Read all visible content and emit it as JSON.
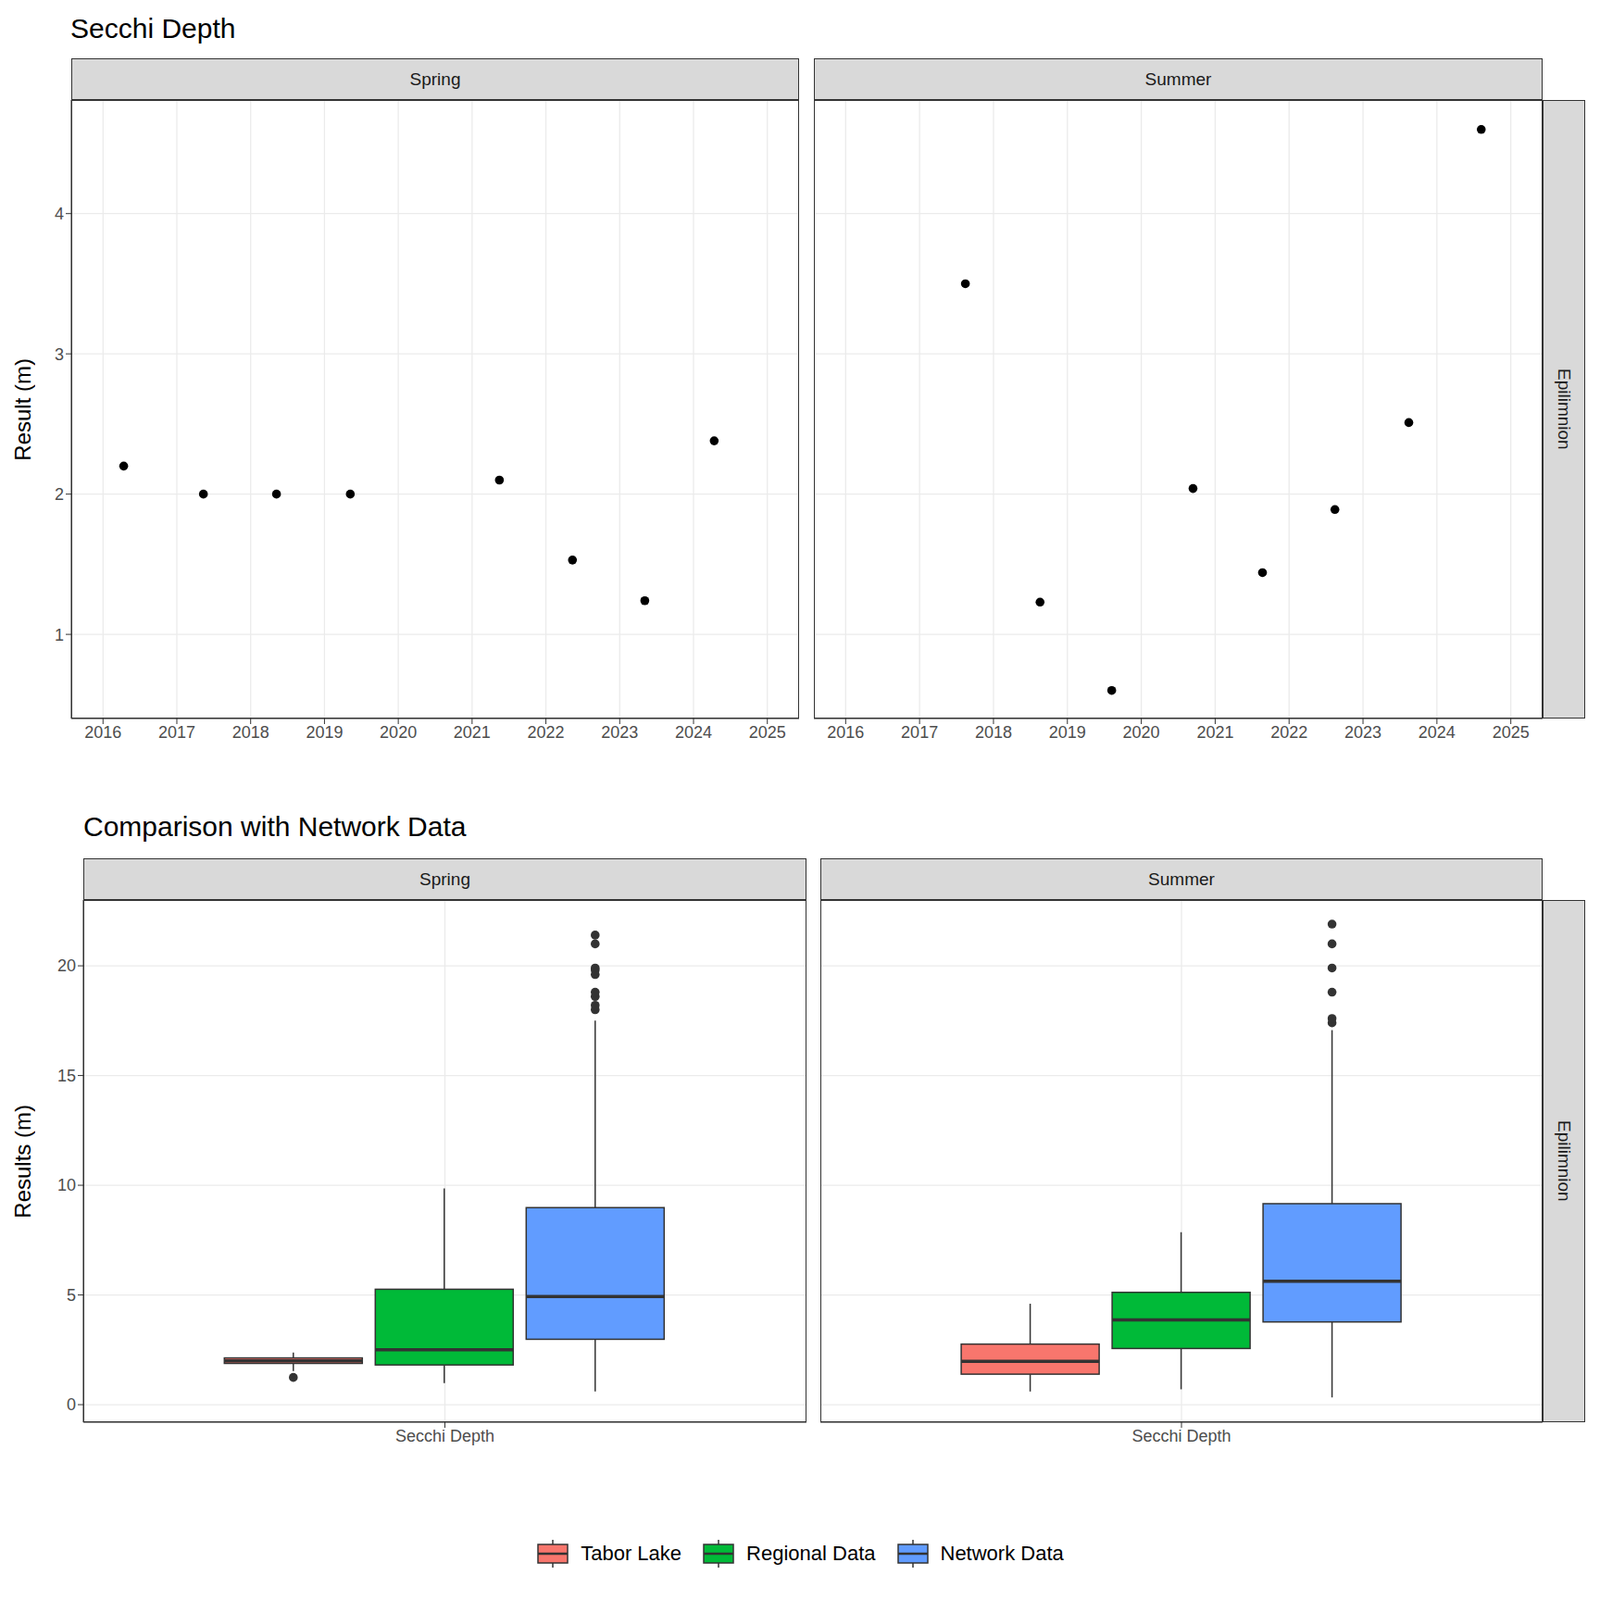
{
  "chart_data": [
    {
      "type": "scatter",
      "title": "Secchi Depth",
      "y_label": "Result (m)",
      "row_label": "Epilimnion",
      "xlim": [
        2015.57,
        2025.43
      ],
      "xticks": [
        2016,
        2017,
        2018,
        2019,
        2020,
        2021,
        2022,
        2023,
        2024,
        2025
      ],
      "ylim": [
        0.4,
        4.81
      ],
      "yticks": [
        1,
        2,
        3,
        4
      ],
      "grid": true,
      "color": "#000000",
      "panels": [
        {
          "name": "Spring",
          "x": [
            2016.28,
            2017.36,
            2018.35,
            2019.35,
            2021.37,
            2022.36,
            2023.34,
            2024.28
          ],
          "values": [
            2.2,
            2.0,
            2.0,
            2.0,
            2.1,
            1.53,
            1.24,
            2.38
          ]
        },
        {
          "name": "Summer",
          "x": [
            2017.62,
            2018.63,
            2019.6,
            2020.7,
            2021.64,
            2022.62,
            2023.62,
            2024.6
          ],
          "values": [
            3.5,
            1.23,
            0.6,
            2.04,
            1.44,
            1.89,
            2.51,
            4.6
          ]
        }
      ]
    },
    {
      "type": "boxplot",
      "title": "Comparison with Network Data",
      "y_label": "Results (m)",
      "row_label": "Epilimnion",
      "categories": [
        "Secchi Depth"
      ],
      "ylim": [
        -0.8,
        23
      ],
      "yticks": [
        0,
        5,
        10,
        15,
        20
      ],
      "grid": true,
      "legend": "bottom",
      "series": [
        {
          "name": "Tabor Lake",
          "color": "#F8766D"
        },
        {
          "name": "Regional Data",
          "color": "#00BA38"
        },
        {
          "name": "Network Data",
          "color": "#619CFF"
        }
      ],
      "panels": [
        {
          "name": "Spring",
          "boxes": [
            {
              "min": 1.53,
              "q1": 1.88,
              "median": 2.0,
              "q3": 2.13,
              "max": 2.38,
              "outliers": [
                1.24
              ]
            },
            {
              "min": 0.98,
              "q1": 1.81,
              "median": 2.5,
              "q3": 5.26,
              "max": 9.86,
              "outliers": []
            },
            {
              "min": 0.6,
              "q1": 2.98,
              "median": 4.93,
              "q3": 8.98,
              "max": 17.5,
              "outliers": [
                18.0,
                18.2,
                18.6,
                18.8,
                19.6,
                19.8,
                19.9,
                21.0,
                21.4
              ]
            }
          ]
        },
        {
          "name": "Summer",
          "boxes": [
            {
              "min": 0.6,
              "q1": 1.39,
              "median": 1.97,
              "q3": 2.76,
              "max": 4.6,
              "outliers": []
            },
            {
              "min": 0.7,
              "q1": 2.56,
              "median": 3.86,
              "q3": 5.12,
              "max": 7.86,
              "outliers": []
            },
            {
              "min": 0.33,
              "q1": 3.77,
              "median": 5.63,
              "q3": 9.16,
              "max": 17.07,
              "outliers": [
                17.4,
                17.6,
                18.8,
                19.9,
                21.0,
                21.9
              ]
            }
          ]
        }
      ]
    }
  ]
}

......

▶ **YOUR INSTRUCTIONS**: Omit the pictures. Output every record above word for word.

▶ **REPLY TO THE TASK**:
Read all visible content and emit it as JSON.
{
  "chart_data": [
    {
      "type": "scatter",
      "title": "Secchi Depth",
      "y_label": "Result (m)",
      "row_label": "Epilimnion",
      "xlim": [
        2015.57,
        2025.43
      ],
      "xticks": [
        2016,
        2017,
        2018,
        2019,
        2020,
        2021,
        2022,
        2023,
        2024,
        2025
      ],
      "ylim": [
        0.4,
        4.81
      ],
      "yticks": [
        1,
        2,
        3,
        4
      ],
      "grid": true,
      "color": "#000000",
      "panels": [
        {
          "name": "Spring",
          "x": [
            2016.28,
            2017.36,
            2018.35,
            2019.35,
            2021.37,
            2022.36,
            2023.34,
            2024.28
          ],
          "values": [
            2.2,
            2.0,
            2.0,
            2.0,
            2.1,
            1.53,
            1.24,
            2.38
          ]
        },
        {
          "name": "Summer",
          "x": [
            2017.62,
            2018.63,
            2019.6,
            2020.7,
            2021.64,
            2022.62,
            2023.62,
            2024.6
          ],
          "values": [
            3.5,
            1.23,
            0.6,
            2.04,
            1.44,
            1.89,
            2.51,
            4.6
          ]
        }
      ]
    },
    {
      "type": "boxplot",
      "title": "Comparison with Network Data",
      "y_label": "Results (m)",
      "row_label": "Epilimnion",
      "categories": [
        "Secchi Depth"
      ],
      "ylim": [
        -0.8,
        23
      ],
      "yticks": [
        0,
        5,
        10,
        15,
        20
      ],
      "grid": true,
      "legend": "bottom",
      "series": [
        {
          "name": "Tabor Lake",
          "color": "#F8766D"
        },
        {
          "name": "Regional Data",
          "color": "#00BA38"
        },
        {
          "name": "Network Data",
          "color": "#619CFF"
        }
      ],
      "panels": [
        {
          "name": "Spring",
          "boxes": [
            {
              "min": 1.53,
              "q1": 1.88,
              "median": 2.0,
              "q3": 2.13,
              "max": 2.38,
              "outliers": [
                1.24
              ]
            },
            {
              "min": 0.98,
              "q1": 1.81,
              "median": 2.5,
              "q3": 5.26,
              "max": 9.86,
              "outliers": []
            },
            {
              "min": 0.6,
              "q1": 2.98,
              "median": 4.93,
              "q3": 8.98,
              "max": 17.5,
              "outliers": [
                18.0,
                18.2,
                18.6,
                18.8,
                19.6,
                19.8,
                19.9,
                21.0,
                21.4
              ]
            }
          ]
        },
        {
          "name": "Summer",
          "boxes": [
            {
              "min": 0.6,
              "q1": 1.39,
              "median": 1.97,
              "q3": 2.76,
              "max": 4.6,
              "outliers": []
            },
            {
              "min": 0.7,
              "q1": 2.56,
              "median": 3.86,
              "q3": 5.12,
              "max": 7.86,
              "outliers": []
            },
            {
              "min": 0.33,
              "q1": 3.77,
              "median": 5.63,
              "q3": 9.16,
              "max": 17.07,
              "outliers": [
                17.4,
                17.6,
                18.8,
                19.9,
                21.0,
                21.9
              ]
            }
          ]
        }
      ]
    }
  ]
}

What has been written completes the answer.